### WRITTEN TASK
Give the data a second time, exactly and in full.

Collected data:
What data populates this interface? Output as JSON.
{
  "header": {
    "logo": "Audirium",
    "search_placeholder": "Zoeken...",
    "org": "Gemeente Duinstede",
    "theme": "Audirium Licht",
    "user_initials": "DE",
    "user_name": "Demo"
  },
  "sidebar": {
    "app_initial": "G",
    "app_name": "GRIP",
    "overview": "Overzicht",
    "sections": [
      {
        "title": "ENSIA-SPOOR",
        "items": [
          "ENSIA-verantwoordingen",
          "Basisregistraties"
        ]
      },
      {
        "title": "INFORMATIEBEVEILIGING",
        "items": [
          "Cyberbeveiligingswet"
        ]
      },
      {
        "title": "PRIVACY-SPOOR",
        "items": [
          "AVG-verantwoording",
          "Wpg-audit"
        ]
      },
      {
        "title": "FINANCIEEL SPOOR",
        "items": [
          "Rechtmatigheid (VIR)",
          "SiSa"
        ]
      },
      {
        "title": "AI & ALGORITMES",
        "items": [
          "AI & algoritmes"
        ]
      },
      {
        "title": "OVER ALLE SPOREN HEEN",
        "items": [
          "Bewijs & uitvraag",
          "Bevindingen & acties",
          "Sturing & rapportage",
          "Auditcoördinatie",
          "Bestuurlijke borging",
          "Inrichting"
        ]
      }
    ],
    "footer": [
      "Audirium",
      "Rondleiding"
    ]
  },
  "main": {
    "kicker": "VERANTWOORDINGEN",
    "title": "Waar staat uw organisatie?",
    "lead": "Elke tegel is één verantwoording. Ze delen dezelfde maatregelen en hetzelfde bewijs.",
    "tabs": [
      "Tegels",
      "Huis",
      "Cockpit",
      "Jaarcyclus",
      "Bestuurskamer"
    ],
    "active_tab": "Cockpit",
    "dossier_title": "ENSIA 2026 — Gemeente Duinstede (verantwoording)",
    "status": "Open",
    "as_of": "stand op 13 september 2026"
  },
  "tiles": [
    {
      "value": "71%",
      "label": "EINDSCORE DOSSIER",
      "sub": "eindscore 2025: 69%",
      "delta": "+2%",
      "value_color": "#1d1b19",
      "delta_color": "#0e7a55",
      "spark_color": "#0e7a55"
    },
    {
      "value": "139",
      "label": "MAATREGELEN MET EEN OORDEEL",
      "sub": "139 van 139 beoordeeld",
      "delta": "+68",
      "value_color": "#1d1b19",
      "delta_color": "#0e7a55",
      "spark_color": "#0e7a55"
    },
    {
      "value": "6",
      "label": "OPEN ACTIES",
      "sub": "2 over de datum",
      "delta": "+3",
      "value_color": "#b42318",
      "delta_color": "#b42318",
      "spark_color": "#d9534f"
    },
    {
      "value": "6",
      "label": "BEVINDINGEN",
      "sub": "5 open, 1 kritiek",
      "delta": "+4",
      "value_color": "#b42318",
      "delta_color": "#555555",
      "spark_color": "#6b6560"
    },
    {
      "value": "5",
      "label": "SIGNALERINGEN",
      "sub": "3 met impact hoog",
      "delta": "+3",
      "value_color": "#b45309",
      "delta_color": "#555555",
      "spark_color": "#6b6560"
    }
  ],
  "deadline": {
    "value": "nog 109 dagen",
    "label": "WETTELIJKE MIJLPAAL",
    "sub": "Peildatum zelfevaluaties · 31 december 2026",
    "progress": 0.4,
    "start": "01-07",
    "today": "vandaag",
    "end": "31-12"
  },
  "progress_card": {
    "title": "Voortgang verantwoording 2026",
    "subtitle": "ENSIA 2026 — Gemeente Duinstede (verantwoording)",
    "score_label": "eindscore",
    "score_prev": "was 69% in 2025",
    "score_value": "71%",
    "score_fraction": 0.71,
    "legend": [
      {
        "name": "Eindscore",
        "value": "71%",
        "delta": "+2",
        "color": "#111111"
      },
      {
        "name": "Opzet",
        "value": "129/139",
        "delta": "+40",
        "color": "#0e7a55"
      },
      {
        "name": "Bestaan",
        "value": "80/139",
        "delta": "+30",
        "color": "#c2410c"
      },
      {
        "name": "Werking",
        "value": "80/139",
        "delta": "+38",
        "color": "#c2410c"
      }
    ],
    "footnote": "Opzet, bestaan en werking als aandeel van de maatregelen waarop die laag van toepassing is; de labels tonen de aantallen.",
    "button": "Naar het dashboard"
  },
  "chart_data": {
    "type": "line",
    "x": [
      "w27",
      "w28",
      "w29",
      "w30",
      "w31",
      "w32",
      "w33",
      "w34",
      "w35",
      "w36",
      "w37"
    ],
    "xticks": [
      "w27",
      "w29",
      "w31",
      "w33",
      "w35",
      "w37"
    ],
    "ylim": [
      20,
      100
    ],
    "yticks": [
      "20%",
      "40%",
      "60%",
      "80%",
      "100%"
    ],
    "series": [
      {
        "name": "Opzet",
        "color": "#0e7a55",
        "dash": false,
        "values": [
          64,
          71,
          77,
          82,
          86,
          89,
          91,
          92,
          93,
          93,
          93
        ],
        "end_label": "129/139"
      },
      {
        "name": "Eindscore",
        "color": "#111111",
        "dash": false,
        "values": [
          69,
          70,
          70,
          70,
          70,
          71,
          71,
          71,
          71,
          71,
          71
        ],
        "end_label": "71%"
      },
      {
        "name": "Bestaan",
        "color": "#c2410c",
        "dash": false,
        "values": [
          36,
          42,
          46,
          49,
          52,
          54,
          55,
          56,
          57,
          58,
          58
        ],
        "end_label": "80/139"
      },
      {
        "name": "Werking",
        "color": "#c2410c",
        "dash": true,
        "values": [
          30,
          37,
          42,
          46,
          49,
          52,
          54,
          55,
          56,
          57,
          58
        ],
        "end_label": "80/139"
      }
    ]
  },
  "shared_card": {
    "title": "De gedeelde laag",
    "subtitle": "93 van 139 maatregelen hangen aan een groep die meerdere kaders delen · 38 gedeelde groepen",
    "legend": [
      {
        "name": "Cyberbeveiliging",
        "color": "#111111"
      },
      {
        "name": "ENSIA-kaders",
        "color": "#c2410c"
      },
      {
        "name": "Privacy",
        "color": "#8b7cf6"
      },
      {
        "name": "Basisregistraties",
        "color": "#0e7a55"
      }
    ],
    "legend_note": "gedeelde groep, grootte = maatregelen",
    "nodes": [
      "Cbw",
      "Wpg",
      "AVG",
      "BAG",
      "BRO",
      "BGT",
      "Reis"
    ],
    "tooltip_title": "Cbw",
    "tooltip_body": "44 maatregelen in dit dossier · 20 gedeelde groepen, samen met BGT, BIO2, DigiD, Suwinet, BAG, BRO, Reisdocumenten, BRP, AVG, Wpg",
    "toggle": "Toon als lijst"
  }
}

### THE ANSWER
What data populates this interface? Output as JSON.
{
  "header": {
    "logo": "Audirium",
    "search_placeholder": "Zoeken...",
    "org": "Gemeente Duinstede",
    "theme": "Audirium Licht",
    "user_initials": "DE",
    "user_name": "Demo"
  },
  "sidebar": {
    "app_initial": "G",
    "app_name": "GRIP",
    "overview": "Overzicht",
    "sections": [
      {
        "title": "ENSIA-SPOOR",
        "items": [
          "ENSIA-verantwoordingen",
          "Basisregistraties"
        ]
      },
      {
        "title": "INFORMATIEBEVEILIGING",
        "items": [
          "Cyberbeveiligingswet"
        ]
      },
      {
        "title": "PRIVACY-SPOOR",
        "items": [
          "AVG-verantwoording",
          "Wpg-audit"
        ]
      },
      {
        "title": "FINANCIEEL SPOOR",
        "items": [
          "Rechtmatigheid (VIR)",
          "SiSa"
        ]
      },
      {
        "title": "AI & ALGORITMES",
        "items": [
          "AI & algoritmes"
        ]
      },
      {
        "title": "OVER ALLE SPOREN HEEN",
        "items": [
          "Bewijs & uitvraag",
          "Bevindingen & acties",
          "Sturing & rapportage",
          "Auditcoördinatie",
          "Bestuurlijke borging",
          "Inrichting"
        ]
      }
    ],
    "footer": [
      "Audirium",
      "Rondleiding"
    ]
  },
  "main": {
    "kicker": "VERANTWOORDINGEN",
    "title": "Waar staat uw organisatie?",
    "lead": "Elke tegel is één verantwoording. Ze delen dezelfde maatregelen en hetzelfde bewijs.",
    "tabs": [
      "Tegels",
      "Huis",
      "Cockpit",
      "Jaarcyclus",
      "Bestuurskamer"
    ],
    "active_tab": "Cockpit",
    "dossier_title": "ENSIA 2026 — Gemeente Duinstede (verantwoording)",
    "status": "Open",
    "as_of": "stand op 13 september 2026"
  },
  "tiles": [
    {
      "value": "71%",
      "label": "EINDSCORE DOSSIER",
      "sub": "eindscore 2025: 69%",
      "delta": "+2%",
      "value_color": "#1d1b19",
      "delta_color": "#0e7a55",
      "spark_color": "#0e7a55"
    },
    {
      "value": "139",
      "label": "MAATREGELEN MET EEN OORDEEL",
      "sub": "139 van 139 beoordeeld",
      "delta": "+68",
      "value_color": "#1d1b19",
      "delta_color": "#0e7a55",
      "spark_color": "#0e7a55"
    },
    {
      "value": "6",
      "label": "OPEN ACTIES",
      "sub": "2 over de datum",
      "delta": "+3",
      "value_color": "#b42318",
      "delta_color": "#b42318",
      "spark_color": "#d9534f"
    },
    {
      "value": "6",
      "label": "BEVINDINGEN",
      "sub": "5 open, 1 kritiek",
      "delta": "+4",
      "value_color": "#b42318",
      "delta_color": "#555555",
      "spark_color": "#6b6560"
    },
    {
      "value": "5",
      "label": "SIGNALERINGEN",
      "sub": "3 met impact hoog",
      "delta": "+3",
      "value_color": "#b45309",
      "delta_color": "#555555",
      "spark_color": "#6b6560"
    }
  ],
  "deadline": {
    "value": "nog 109 dagen",
    "label": "WETTELIJKE MIJLPAAL",
    "sub": "Peildatum zelfevaluaties · 31 december 2026",
    "progress": 0.4,
    "start": "01-07",
    "today": "vandaag",
    "end": "31-12"
  },
  "progress_card": {
    "title": "Voortgang verantwoording 2026",
    "subtitle": "ENSIA 2026 — Gemeente Duinstede (verantwoording)",
    "score_label": "eindscore",
    "score_prev": "was 69% in 2025",
    "score_value": "71%",
    "score_fraction": 0.71,
    "legend": [
      {
        "name": "Eindscore",
        "value": "71%",
        "delta": "+2",
        "color": "#111111"
      },
      {
        "name": "Opzet",
        "value": "129/139",
        "delta": "+40",
        "color": "#0e7a55"
      },
      {
        "name": "Bestaan",
        "value": "80/139",
        "delta": "+30",
        "color": "#c2410c"
      },
      {
        "name": "Werking",
        "value": "80/139",
        "delta": "+38",
        "color": "#c2410c"
      }
    ],
    "footnote": "Opzet, bestaan en werking als aandeel van de maatregelen waarop die laag van toepassing is; de labels tonen de aantallen.",
    "button": "Naar het dashboard"
  },
  "chart_data": {
    "type": "line",
    "x": [
      "w27",
      "w28",
      "w29",
      "w30",
      "w31",
      "w32",
      "w33",
      "w34",
      "w35",
      "w36",
      "w37"
    ],
    "xticks": [
      "w27",
      "w29",
      "w31",
      "w33",
      "w35",
      "w37"
    ],
    "ylim": [
      20,
      100
    ],
    "yticks": [
      "20%",
      "40%",
      "60%",
      "80%",
      "100%"
    ],
    "series": [
      {
        "name": "Opzet",
        "color": "#0e7a55",
        "dash": false,
        "values": [
          64,
          71,
          77,
          82,
          86,
          89,
          91,
          92,
          93,
          93,
          93
        ],
        "end_label": "129/139"
      },
      {
        "name": "Eindscore",
        "color": "#111111",
        "dash": false,
        "values": [
          69,
          70,
          70,
          70,
          70,
          71,
          71,
          71,
          71,
          71,
          71
        ],
        "end_label": "71%"
      },
      {
        "name": "Bestaan",
        "color": "#c2410c",
        "dash": false,
        "values": [
          36,
          42,
          46,
          49,
          52,
          54,
          55,
          56,
          57,
          58,
          58
        ],
        "end_label": "80/139"
      },
      {
        "name": "Werking",
        "color": "#c2410c",
        "dash": true,
        "values": [
          30,
          37,
          42,
          46,
          49,
          52,
          54,
          55,
          56,
          57,
          58
        ],
        "end_label": "80/139"
      }
    ]
  },
  "shared_card": {
    "title": "De gedeelde laag",
    "subtitle": "93 van 139 maatregelen hangen aan een groep die meerdere kaders delen · 38 gedeelde groepen",
    "legend": [
      {
        "name": "Cyberbeveiliging",
        "color": "#111111"
      },
      {
        "name": "ENSIA-kaders",
        "color": "#c2410c"
      },
      {
        "name": "Privacy",
        "color": "#8b7cf6"
      },
      {
        "name": "Basisregistraties",
        "color": "#0e7a55"
      }
    ],
    "legend_note": "gedeelde groep, grootte = maatregelen",
    "nodes": [
      "Cbw",
      "Wpg",
      "AVG",
      "BAG",
      "BRO",
      "BGT",
      "Reis"
    ],
    "tooltip_title": "Cbw",
    "tooltip_body": "44 maatregelen in dit dossier · 20 gedeelde groepen, samen met BGT, BIO2, DigiD, Suwinet, BAG, BRO, Reisdocumenten, BRP, AVG, Wpg",
    "toggle": "Toon als lijst"
  }
}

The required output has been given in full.